Dataset records

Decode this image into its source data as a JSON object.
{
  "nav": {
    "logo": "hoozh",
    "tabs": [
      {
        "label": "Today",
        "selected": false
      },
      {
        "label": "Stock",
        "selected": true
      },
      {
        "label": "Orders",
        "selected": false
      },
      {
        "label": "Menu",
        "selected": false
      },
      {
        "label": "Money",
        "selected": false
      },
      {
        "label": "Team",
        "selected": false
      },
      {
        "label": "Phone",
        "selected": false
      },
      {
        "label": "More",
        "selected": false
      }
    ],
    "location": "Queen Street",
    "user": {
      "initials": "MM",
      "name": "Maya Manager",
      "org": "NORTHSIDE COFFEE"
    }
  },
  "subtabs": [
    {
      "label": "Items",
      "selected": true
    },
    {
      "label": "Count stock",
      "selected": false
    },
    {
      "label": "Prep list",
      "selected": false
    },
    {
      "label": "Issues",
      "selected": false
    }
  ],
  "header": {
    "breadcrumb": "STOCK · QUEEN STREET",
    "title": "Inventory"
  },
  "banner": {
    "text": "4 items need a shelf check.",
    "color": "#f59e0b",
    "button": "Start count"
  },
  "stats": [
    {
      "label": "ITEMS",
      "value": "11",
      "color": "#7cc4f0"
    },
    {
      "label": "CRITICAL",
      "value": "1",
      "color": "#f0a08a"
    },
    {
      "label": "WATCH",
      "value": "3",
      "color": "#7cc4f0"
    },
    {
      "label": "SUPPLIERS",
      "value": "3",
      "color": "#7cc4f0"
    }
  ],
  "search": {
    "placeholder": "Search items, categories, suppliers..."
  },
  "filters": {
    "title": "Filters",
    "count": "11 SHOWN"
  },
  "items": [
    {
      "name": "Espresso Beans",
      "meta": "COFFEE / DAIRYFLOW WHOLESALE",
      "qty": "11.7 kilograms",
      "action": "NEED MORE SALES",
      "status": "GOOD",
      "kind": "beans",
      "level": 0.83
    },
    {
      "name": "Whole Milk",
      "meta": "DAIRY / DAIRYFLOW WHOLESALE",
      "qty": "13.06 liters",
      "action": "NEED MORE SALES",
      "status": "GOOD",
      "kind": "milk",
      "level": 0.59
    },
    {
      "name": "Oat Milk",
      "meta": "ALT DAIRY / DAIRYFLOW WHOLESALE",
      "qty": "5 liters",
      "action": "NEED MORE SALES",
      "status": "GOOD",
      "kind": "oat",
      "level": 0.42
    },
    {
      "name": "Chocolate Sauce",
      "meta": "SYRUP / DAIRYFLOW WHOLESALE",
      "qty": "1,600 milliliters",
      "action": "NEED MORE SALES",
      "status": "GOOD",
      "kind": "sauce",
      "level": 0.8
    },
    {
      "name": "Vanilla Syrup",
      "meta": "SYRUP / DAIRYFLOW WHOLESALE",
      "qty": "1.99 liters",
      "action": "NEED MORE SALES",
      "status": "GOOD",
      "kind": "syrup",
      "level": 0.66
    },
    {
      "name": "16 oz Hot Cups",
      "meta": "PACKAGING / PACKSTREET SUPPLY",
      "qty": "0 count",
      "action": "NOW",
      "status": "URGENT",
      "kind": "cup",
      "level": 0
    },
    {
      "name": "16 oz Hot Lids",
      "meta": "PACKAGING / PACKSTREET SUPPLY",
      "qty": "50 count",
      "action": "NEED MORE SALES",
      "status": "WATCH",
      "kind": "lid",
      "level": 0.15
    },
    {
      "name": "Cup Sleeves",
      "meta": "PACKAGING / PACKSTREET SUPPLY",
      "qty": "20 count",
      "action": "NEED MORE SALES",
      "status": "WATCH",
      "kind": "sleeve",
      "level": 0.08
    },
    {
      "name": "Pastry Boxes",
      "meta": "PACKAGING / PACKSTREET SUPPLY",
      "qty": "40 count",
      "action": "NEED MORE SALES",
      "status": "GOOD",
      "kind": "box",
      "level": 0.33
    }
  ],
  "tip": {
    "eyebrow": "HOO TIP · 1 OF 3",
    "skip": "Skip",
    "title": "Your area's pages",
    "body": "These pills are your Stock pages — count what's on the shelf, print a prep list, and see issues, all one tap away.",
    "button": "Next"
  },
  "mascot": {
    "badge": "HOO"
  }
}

--

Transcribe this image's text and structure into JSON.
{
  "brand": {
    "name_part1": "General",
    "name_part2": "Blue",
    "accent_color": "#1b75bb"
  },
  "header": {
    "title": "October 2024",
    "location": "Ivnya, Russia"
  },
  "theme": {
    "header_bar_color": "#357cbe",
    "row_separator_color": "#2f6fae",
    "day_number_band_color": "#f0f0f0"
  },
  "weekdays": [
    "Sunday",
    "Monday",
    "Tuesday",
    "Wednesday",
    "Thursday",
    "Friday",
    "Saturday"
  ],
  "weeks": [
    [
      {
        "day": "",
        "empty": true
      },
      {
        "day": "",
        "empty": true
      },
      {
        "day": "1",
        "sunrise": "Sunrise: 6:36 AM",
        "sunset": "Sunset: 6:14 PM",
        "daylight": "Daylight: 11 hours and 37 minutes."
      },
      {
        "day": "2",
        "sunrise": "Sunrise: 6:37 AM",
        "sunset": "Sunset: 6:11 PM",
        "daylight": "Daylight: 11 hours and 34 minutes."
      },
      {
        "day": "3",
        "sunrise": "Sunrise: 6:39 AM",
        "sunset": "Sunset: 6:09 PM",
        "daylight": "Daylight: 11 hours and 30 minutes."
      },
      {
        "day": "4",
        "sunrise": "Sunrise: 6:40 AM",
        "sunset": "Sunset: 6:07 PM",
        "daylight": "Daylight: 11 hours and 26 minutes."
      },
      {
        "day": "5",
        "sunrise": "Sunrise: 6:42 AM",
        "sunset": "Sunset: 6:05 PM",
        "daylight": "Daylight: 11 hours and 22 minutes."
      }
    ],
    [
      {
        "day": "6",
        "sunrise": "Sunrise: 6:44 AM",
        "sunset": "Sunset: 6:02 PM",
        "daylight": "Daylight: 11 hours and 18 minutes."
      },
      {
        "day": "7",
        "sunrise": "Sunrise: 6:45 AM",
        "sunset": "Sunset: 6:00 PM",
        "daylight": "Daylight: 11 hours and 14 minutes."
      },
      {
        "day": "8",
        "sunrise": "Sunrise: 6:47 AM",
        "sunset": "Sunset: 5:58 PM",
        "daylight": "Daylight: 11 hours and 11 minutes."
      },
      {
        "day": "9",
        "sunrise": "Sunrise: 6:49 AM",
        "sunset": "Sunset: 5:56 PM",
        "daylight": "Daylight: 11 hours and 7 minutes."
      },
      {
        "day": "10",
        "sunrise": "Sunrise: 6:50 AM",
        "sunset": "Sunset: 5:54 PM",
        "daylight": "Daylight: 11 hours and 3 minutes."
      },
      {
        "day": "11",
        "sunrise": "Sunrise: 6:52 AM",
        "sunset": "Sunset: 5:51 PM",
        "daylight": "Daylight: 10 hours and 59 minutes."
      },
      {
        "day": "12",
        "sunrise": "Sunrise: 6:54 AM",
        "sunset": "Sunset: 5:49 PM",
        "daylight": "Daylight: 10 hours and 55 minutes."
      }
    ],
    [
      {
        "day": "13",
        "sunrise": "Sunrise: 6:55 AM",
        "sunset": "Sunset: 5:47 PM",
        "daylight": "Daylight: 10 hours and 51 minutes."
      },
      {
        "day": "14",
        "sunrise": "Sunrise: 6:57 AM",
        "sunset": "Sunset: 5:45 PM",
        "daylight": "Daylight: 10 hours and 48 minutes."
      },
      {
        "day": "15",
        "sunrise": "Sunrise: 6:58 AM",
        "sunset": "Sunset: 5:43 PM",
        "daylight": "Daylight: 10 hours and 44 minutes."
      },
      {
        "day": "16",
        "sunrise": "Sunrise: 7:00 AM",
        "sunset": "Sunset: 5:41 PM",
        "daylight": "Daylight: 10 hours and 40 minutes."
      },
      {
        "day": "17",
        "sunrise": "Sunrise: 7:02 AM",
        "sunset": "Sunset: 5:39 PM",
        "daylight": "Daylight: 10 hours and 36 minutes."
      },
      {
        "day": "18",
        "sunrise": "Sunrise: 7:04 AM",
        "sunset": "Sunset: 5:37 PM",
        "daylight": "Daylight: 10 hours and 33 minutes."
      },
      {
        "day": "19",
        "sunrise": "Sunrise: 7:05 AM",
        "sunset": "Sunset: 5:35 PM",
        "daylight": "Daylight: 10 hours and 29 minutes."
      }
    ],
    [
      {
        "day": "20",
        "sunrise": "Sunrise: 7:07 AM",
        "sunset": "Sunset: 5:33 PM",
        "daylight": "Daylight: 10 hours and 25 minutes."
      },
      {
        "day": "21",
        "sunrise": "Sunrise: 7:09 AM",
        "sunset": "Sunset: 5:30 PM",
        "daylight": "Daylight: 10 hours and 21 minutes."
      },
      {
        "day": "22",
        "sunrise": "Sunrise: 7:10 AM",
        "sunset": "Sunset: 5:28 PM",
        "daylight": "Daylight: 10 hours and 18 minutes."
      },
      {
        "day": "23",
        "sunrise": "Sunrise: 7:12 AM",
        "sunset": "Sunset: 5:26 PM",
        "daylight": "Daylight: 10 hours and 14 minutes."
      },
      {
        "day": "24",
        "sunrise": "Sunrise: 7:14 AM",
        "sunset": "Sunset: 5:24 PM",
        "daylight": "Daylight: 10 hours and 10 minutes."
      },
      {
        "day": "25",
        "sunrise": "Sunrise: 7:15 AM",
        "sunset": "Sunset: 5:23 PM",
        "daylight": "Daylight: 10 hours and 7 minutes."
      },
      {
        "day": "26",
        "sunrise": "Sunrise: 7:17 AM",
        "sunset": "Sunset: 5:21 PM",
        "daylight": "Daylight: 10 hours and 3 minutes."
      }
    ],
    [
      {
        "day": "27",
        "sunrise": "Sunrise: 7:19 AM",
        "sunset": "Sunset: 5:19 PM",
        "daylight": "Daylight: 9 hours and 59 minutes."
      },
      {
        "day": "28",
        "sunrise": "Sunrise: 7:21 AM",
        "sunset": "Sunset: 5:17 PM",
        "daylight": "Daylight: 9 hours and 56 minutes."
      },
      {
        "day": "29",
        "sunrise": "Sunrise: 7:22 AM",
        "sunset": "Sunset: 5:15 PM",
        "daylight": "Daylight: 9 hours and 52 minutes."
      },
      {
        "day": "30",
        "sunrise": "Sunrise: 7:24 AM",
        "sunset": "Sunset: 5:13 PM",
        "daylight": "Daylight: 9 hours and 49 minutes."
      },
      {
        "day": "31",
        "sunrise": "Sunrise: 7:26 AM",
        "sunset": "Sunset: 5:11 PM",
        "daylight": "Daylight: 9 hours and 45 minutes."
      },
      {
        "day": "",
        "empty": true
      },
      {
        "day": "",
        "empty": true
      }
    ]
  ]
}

--

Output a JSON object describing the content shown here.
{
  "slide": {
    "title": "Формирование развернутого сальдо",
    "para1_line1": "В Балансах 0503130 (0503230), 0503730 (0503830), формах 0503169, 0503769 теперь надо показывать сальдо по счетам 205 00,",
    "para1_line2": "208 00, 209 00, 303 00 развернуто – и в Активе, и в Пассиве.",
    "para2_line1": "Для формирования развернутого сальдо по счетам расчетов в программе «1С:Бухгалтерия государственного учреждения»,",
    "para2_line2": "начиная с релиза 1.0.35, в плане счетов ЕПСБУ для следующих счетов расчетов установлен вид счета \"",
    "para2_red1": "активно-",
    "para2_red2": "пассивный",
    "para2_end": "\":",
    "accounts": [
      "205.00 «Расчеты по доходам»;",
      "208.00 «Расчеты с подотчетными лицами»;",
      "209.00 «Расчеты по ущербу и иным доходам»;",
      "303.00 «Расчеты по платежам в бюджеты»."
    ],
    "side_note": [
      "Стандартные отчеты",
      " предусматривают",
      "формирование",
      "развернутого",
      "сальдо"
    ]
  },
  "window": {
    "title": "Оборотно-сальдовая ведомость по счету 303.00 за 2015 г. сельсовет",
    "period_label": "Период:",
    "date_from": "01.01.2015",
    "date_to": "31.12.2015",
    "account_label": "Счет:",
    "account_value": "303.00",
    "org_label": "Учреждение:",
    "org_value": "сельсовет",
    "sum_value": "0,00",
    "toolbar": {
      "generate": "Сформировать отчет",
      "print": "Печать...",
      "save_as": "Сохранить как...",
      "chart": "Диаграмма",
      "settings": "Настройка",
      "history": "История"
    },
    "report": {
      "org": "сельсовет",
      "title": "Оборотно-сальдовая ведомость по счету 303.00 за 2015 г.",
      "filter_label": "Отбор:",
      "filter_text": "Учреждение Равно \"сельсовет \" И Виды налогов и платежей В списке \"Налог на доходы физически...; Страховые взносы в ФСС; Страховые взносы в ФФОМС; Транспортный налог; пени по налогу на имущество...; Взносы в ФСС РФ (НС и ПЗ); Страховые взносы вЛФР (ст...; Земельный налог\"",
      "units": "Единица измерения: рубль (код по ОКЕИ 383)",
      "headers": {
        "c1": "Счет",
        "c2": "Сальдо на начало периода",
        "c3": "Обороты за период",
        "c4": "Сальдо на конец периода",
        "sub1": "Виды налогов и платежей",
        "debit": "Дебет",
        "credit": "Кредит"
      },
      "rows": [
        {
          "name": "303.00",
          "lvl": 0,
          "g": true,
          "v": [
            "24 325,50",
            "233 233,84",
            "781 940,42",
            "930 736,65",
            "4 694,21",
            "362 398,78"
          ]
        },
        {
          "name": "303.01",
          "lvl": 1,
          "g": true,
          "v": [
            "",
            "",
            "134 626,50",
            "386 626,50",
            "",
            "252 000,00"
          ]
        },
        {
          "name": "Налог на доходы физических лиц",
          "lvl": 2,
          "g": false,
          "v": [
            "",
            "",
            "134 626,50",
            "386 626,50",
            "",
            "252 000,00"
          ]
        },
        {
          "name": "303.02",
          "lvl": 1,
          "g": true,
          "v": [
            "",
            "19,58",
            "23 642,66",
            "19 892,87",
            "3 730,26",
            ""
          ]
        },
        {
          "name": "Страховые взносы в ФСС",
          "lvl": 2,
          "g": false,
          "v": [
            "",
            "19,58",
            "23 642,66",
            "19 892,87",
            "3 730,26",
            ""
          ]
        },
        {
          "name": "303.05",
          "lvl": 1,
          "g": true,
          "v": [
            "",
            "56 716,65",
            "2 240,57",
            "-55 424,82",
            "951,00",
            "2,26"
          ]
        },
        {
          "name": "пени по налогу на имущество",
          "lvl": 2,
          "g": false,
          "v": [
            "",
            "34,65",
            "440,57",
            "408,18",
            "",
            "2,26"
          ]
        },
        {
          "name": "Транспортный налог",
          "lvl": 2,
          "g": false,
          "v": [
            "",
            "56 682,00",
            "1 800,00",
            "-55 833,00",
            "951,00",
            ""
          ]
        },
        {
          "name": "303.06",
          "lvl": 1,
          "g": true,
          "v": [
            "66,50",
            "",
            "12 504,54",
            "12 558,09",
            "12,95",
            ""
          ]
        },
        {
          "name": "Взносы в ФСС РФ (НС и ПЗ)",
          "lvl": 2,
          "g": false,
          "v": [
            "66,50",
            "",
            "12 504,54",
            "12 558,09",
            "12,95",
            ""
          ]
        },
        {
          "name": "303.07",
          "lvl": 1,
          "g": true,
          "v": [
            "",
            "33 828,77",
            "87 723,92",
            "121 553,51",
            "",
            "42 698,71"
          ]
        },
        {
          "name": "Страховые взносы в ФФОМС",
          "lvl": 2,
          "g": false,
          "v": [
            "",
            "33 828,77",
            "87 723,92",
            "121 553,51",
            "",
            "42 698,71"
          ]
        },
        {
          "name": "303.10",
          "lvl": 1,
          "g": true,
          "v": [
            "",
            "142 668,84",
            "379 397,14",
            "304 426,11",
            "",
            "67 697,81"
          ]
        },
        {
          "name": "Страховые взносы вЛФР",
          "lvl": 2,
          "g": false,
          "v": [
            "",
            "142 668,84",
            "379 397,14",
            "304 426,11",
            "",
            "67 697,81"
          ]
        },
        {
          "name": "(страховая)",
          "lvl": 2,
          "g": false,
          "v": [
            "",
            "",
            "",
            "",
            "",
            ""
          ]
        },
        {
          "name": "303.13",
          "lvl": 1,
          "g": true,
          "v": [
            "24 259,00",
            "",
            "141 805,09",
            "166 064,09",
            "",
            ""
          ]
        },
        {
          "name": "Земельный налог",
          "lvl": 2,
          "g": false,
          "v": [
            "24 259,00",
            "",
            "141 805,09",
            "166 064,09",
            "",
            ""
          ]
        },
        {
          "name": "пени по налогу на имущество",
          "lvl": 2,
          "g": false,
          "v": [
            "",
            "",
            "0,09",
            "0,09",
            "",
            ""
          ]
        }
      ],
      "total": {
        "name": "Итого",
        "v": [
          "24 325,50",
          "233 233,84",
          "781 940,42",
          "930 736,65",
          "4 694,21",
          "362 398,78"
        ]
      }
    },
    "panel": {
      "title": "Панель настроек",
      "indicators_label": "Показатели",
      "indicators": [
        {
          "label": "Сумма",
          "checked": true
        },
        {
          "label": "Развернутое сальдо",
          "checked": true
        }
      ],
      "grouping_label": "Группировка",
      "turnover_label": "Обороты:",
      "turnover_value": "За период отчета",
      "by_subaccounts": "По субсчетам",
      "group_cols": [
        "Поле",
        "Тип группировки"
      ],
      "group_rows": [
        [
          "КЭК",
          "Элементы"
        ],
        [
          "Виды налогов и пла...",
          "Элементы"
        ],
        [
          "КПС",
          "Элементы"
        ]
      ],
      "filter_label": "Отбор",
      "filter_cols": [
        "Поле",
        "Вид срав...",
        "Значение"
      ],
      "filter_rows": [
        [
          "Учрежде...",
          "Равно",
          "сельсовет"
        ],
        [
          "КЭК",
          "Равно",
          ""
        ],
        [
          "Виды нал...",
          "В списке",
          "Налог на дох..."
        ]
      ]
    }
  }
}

## TASK DIRECTIONS
Search the entries for "JSON" and copy out each line that has it.

## ANSWER TO THIS EXERCISE
Decode this image into its source data as a JSON object.
Transcribe this image's text and structure into JSON.
Output a JSON object describing the content shown here.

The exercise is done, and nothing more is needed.